Material shown:
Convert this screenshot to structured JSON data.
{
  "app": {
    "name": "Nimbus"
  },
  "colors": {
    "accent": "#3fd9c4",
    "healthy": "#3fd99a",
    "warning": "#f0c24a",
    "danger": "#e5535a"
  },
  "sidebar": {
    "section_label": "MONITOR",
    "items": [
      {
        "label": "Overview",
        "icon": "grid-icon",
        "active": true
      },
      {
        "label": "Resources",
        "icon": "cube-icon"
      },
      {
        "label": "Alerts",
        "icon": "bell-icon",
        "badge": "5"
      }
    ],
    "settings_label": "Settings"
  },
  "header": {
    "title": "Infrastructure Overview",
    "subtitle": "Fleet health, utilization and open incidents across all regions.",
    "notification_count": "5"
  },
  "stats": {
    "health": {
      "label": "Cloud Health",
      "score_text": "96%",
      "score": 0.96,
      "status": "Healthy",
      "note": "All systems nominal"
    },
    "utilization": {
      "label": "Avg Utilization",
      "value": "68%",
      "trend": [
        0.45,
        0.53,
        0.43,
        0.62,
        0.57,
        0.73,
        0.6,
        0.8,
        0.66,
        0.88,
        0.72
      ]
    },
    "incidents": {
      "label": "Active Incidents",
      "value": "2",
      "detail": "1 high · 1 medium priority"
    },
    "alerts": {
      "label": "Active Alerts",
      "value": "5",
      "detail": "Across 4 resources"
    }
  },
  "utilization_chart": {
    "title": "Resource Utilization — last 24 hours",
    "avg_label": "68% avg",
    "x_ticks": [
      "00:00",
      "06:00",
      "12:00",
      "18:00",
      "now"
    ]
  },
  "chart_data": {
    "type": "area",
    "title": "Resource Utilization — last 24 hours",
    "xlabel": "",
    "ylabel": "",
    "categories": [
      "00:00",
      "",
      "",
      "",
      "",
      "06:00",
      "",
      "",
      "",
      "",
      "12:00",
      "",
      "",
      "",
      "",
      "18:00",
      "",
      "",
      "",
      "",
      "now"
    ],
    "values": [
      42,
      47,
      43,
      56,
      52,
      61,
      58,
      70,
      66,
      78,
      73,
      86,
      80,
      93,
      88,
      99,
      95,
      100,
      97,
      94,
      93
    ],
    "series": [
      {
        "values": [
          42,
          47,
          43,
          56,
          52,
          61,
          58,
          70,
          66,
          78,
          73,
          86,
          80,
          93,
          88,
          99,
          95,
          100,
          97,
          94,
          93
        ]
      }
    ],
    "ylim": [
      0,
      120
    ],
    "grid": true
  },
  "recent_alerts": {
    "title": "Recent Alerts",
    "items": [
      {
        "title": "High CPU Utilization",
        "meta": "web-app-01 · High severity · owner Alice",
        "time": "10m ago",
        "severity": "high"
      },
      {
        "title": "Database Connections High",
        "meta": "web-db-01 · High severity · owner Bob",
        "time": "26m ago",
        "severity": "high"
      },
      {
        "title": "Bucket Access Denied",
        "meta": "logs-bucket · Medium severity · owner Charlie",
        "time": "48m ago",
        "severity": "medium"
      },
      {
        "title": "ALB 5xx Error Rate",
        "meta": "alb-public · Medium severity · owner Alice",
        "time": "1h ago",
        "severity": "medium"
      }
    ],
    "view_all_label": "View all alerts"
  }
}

Problem to solve:
In how many lines does the word "Overview" appear? Respond with the number alone.

Exercise solution:
2